From the entries below, work out the number of lines that hold the word "Coverage", and give that number alone.

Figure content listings
....
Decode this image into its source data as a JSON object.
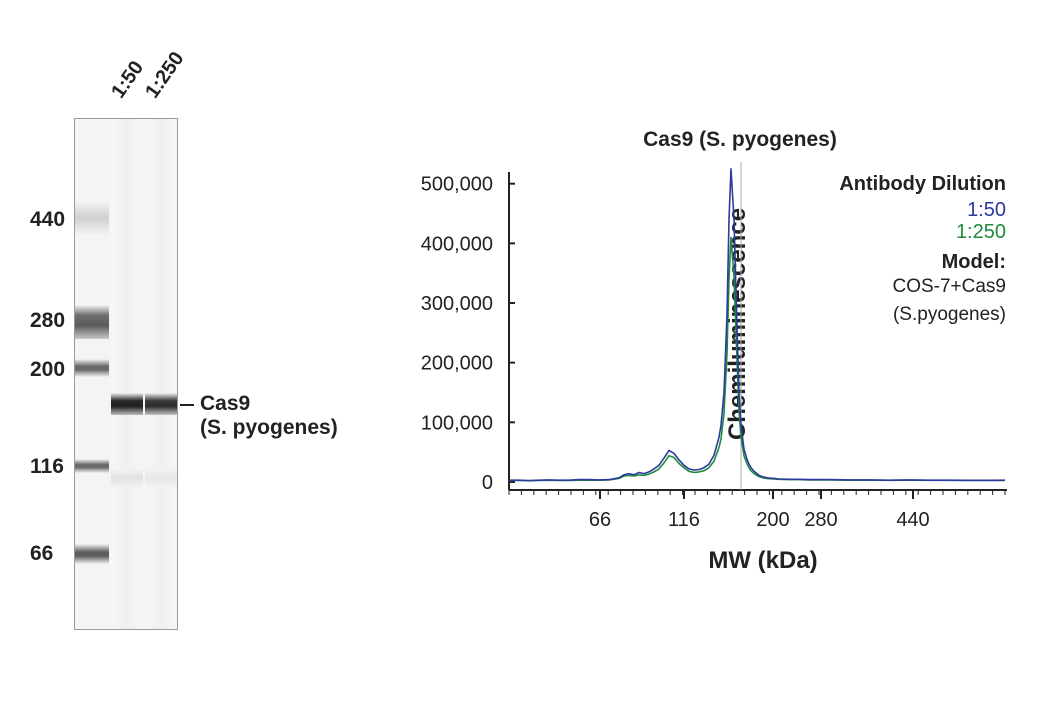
{
  "gel": {
    "lane_labels": [
      "1:50",
      "1:250"
    ],
    "markers": [
      "440",
      "280",
      "200",
      "116",
      "66"
    ],
    "band_label_line1": "Cas9",
    "band_label_line2": "(S. pyogenes)"
  },
  "chart_data": {
    "type": "line",
    "title": "Cas9 (S. pyogenes)",
    "xlabel": "MW (kDa)",
    "ylabel": "Chemiluminescence",
    "x_ticks": [
      "66",
      "116",
      "200",
      "280",
      "440"
    ],
    "y_ticks": [
      "0",
      "100,000",
      "200,000",
      "300,000",
      "400,000",
      "500,000"
    ],
    "ylim": [
      0,
      600000
    ],
    "grid": false,
    "legend_position": "top-right",
    "legend": {
      "title": "Antibody Dilution",
      "entries": [
        "1:50",
        "1:250"
      ],
      "model_label": "Model:",
      "model_lines": [
        "COS-7+Cas9",
        "(S.pyogenes)"
      ]
    },
    "series_colors": [
      "#2b3a9e",
      "#1f8a3c"
    ],
    "series": [
      {
        "name": "1:50",
        "x": [
          0,
          10,
          20,
          30,
          40,
          50,
          60,
          70,
          80,
          90,
          100,
          110,
          115,
          120,
          125,
          130,
          135,
          140,
          145,
          150,
          155,
          160,
          165,
          170,
          175,
          180,
          185,
          190,
          195,
          200,
          205,
          210,
          212,
          215,
          218,
          220,
          222,
          225,
          228,
          230,
          232,
          235,
          238,
          240,
          242,
          245,
          248,
          250,
          255,
          260,
          265,
          270,
          280,
          290,
          300,
          320,
          340,
          360,
          380,
          400,
          420,
          440,
          460,
          480,
          496
        ],
        "y": [
          3000,
          3000,
          2500,
          3000,
          3500,
          3000,
          3000,
          4000,
          4000,
          3500,
          4000,
          7000,
          12000,
          14000,
          12000,
          16000,
          14000,
          17000,
          22000,
          28000,
          40000,
          53000,
          48000,
          37000,
          28000,
          22000,
          20000,
          21000,
          24000,
          30000,
          45000,
          75000,
          95000,
          150000,
          280000,
          440000,
          525000,
          440000,
          260000,
          150000,
          95000,
          55000,
          38000,
          30000,
          24000,
          18000,
          14000,
          11000,
          8000,
          6500,
          6000,
          5000,
          4500,
          4500,
          4000,
          4000,
          3500,
          3500,
          3000,
          3500,
          3000,
          3000,
          2800,
          2800,
          3000
        ]
      },
      {
        "name": "1:250",
        "x": [
          0,
          10,
          20,
          30,
          40,
          50,
          60,
          70,
          80,
          90,
          100,
          110,
          115,
          120,
          125,
          130,
          135,
          140,
          145,
          150,
          155,
          160,
          165,
          170,
          175,
          180,
          185,
          190,
          195,
          200,
          205,
          210,
          212,
          215,
          218,
          220,
          222,
          225,
          228,
          230,
          232,
          235,
          238,
          240,
          242,
          245,
          248,
          250,
          255,
          260,
          265,
          270,
          280,
          290,
          300,
          320,
          340,
          360,
          380,
          400,
          420,
          440,
          460,
          480,
          496
        ],
        "y": [
          2500,
          2500,
          2000,
          2500,
          3000,
          2500,
          2500,
          3000,
          3000,
          3000,
          3500,
          6000,
          10000,
          11000,
          10000,
          12000,
          11000,
          13000,
          17000,
          22000,
          32000,
          44000,
          41000,
          31000,
          24000,
          18000,
          16000,
          17000,
          19000,
          24000,
          35000,
          58000,
          72000,
          115000,
          215000,
          340000,
          410000,
          345000,
          205000,
          120000,
          76000,
          44000,
          30000,
          24000,
          19000,
          14000,
          11000,
          9000,
          6500,
          5500,
          5000,
          4500,
          4000,
          4000,
          3500,
          3500,
          3000,
          3000,
          2800,
          3000,
          2800,
          2800,
          2500,
          2500,
          2500
        ]
      }
    ]
  }
}
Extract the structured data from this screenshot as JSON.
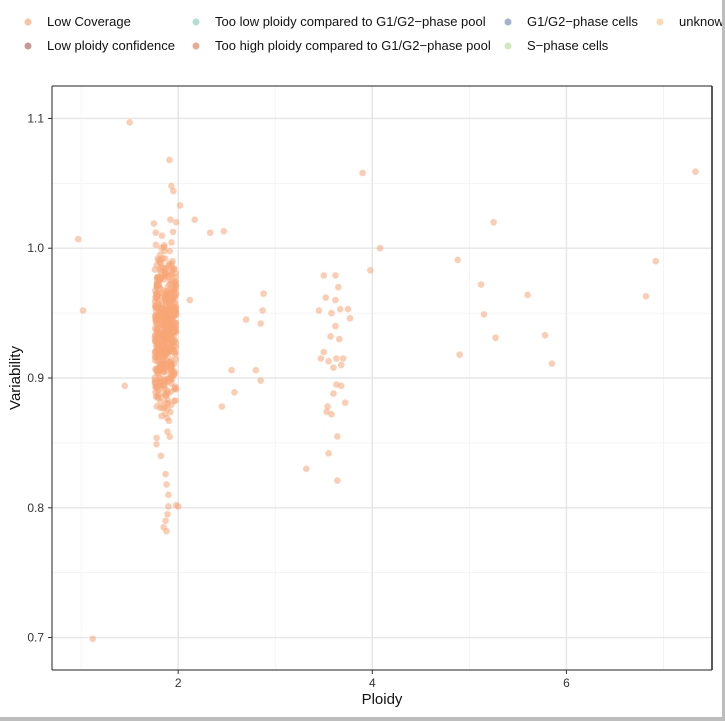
{
  "chart_data": {
    "type": "scatter",
    "xlabel": "Ploidy",
    "ylabel": "Variability",
    "xlim": [
      0.7,
      7.5
    ],
    "ylim": [
      0.675,
      1.125
    ],
    "x_ticks": [
      {
        "value": 2,
        "label": "2"
      },
      {
        "value": 4,
        "label": "4"
      },
      {
        "value": 6,
        "label": "6"
      }
    ],
    "y_ticks": [
      {
        "value": 0.7,
        "label": "0.7"
      },
      {
        "value": 0.8,
        "label": "0.8"
      },
      {
        "value": 0.9,
        "label": "0.9"
      },
      {
        "value": 1.0,
        "label": "1.0"
      },
      {
        "value": 1.1,
        "label": "1.1"
      }
    ],
    "grid": true,
    "legend_position": "top",
    "legend": [
      {
        "label": "Low Coverage",
        "color": "#f9c39e"
      },
      {
        "label": "Too low ploidy compared to G1/G2−phase pool",
        "color": "#b3dfd2"
      },
      {
        "label": "G1/G2−phase cells",
        "color": "#a3b3d1"
      },
      {
        "label": "unknown",
        "color": "#fbd9b3"
      },
      {
        "label": "Low ploidy confidence",
        "color": "#c49a92"
      },
      {
        "label": "Too high ploidy compared to G1/G2−phase pool",
        "color": "#e7ab92"
      },
      {
        "label": "S−phase cells",
        "color": "#cfe8bf"
      }
    ],
    "series": [
      {
        "name": "Low Coverage",
        "color": "#f7a676",
        "points": [
          [
            1.5,
            1.097
          ],
          [
            1.91,
            1.068
          ],
          [
            1.93,
            1.048
          ],
          [
            1.95,
            1.044
          ],
          [
            2.02,
            1.033
          ],
          [
            1.75,
            1.019
          ],
          [
            2.17,
            1.022
          ],
          [
            1.92,
            1.022
          ],
          [
            2.33,
            1.012
          ],
          [
            2.47,
            1.013
          ],
          [
            0.97,
            1.007
          ],
          [
            1.02,
            0.952
          ],
          [
            1.45,
            0.894
          ],
          [
            1.12,
            0.699
          ],
          [
            2.12,
            0.96
          ],
          [
            2.55,
            0.906
          ],
          [
            2.58,
            0.889
          ],
          [
            2.45,
            0.878
          ],
          [
            2.7,
            0.945
          ],
          [
            2.8,
            0.906
          ],
          [
            2.85,
            0.898
          ],
          [
            2.85,
            0.942
          ],
          [
            2.87,
            0.952
          ],
          [
            2.88,
            0.965
          ],
          [
            1.98,
            0.802
          ],
          [
            2.0,
            0.801
          ],
          [
            1.9,
            0.801
          ],
          [
            1.87,
            0.79
          ],
          [
            1.85,
            0.785
          ],
          [
            1.88,
            0.782
          ],
          [
            1.89,
            0.795
          ],
          [
            1.9,
            0.81
          ],
          [
            1.88,
            0.818
          ],
          [
            1.87,
            0.826
          ],
          [
            3.32,
            0.83
          ],
          [
            3.45,
            0.952
          ],
          [
            3.47,
            0.915
          ],
          [
            3.5,
            0.979
          ],
          [
            3.5,
            0.92
          ],
          [
            3.52,
            0.962
          ],
          [
            3.53,
            0.874
          ],
          [
            3.54,
            0.878
          ],
          [
            3.55,
            0.842
          ],
          [
            3.55,
            0.913
          ],
          [
            3.57,
            0.932
          ],
          [
            3.58,
            0.872
          ],
          [
            3.58,
            0.95
          ],
          [
            3.6,
            0.888
          ],
          [
            3.6,
            0.908
          ],
          [
            3.62,
            0.979
          ],
          [
            3.62,
            0.96
          ],
          [
            3.62,
            0.94
          ],
          [
            3.63,
            0.915
          ],
          [
            3.63,
            0.895
          ],
          [
            3.64,
            0.855
          ],
          [
            3.64,
            0.821
          ],
          [
            3.65,
            0.97
          ],
          [
            3.66,
            0.93
          ],
          [
            3.67,
            0.953
          ],
          [
            3.68,
            0.91
          ],
          [
            3.7,
            0.915
          ],
          [
            3.72,
            0.881
          ],
          [
            3.75,
            0.953
          ],
          [
            3.77,
            0.946
          ],
          [
            3.68,
            0.894
          ],
          [
            3.9,
            1.058
          ],
          [
            3.98,
            0.983
          ],
          [
            4.08,
            1.0
          ],
          [
            4.88,
            0.991
          ],
          [
            4.9,
            0.918
          ],
          [
            5.12,
            0.972
          ],
          [
            5.15,
            0.949
          ],
          [
            5.25,
            1.02
          ],
          [
            5.27,
            0.931
          ],
          [
            5.6,
            0.964
          ],
          [
            5.78,
            0.933
          ],
          [
            5.85,
            0.911
          ],
          [
            6.82,
            0.963
          ],
          [
            6.92,
            0.99
          ],
          [
            7.33,
            1.059
          ]
        ]
      }
    ]
  }
}
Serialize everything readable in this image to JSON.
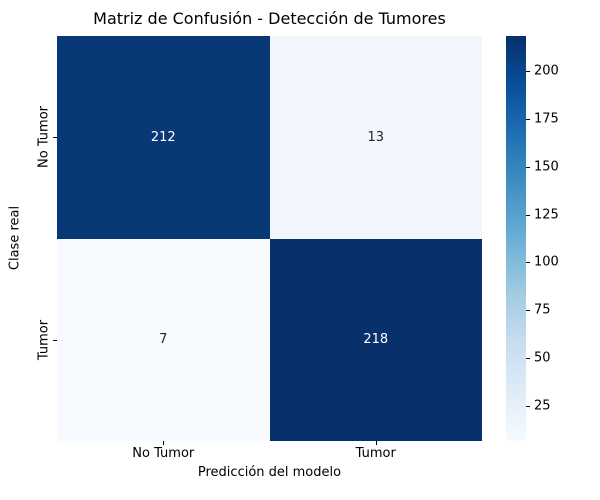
{
  "chart_data": {
    "type": "heatmap",
    "title": "Matriz de Confusión - Detección de Tumores",
    "xlabel": "Predicción del modelo",
    "ylabel": "Clase real",
    "x_categories": [
      "No Tumor",
      "Tumor"
    ],
    "y_categories": [
      "No Tumor",
      "Tumor"
    ],
    "values": [
      [
        212,
        13
      ],
      [
        7,
        218
      ]
    ],
    "vmin": 7,
    "vmax": 218,
    "colormap": "Blues",
    "colormap_stops": [
      {
        "pos": 0.0,
        "color": "#f7fbff"
      },
      {
        "pos": 0.125,
        "color": "#deebf7"
      },
      {
        "pos": 0.25,
        "color": "#c6dbef"
      },
      {
        "pos": 0.375,
        "color": "#9ecae1"
      },
      {
        "pos": 0.5,
        "color": "#6baed6"
      },
      {
        "pos": 0.625,
        "color": "#4292c6"
      },
      {
        "pos": 0.75,
        "color": "#2171b5"
      },
      {
        "pos": 0.875,
        "color": "#08519c"
      },
      {
        "pos": 1.0,
        "color": "#08306b"
      }
    ],
    "colorbar_ticks": [
      25,
      50,
      75,
      100,
      125,
      150,
      175,
      200
    ],
    "annot_color_dark_cells": "#ffffff",
    "annot_color_light_cells": "#262626",
    "background": "#ffffff",
    "legend_position": "right-colorbar",
    "grid": false
  }
}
....
▸ **Task solution**:
2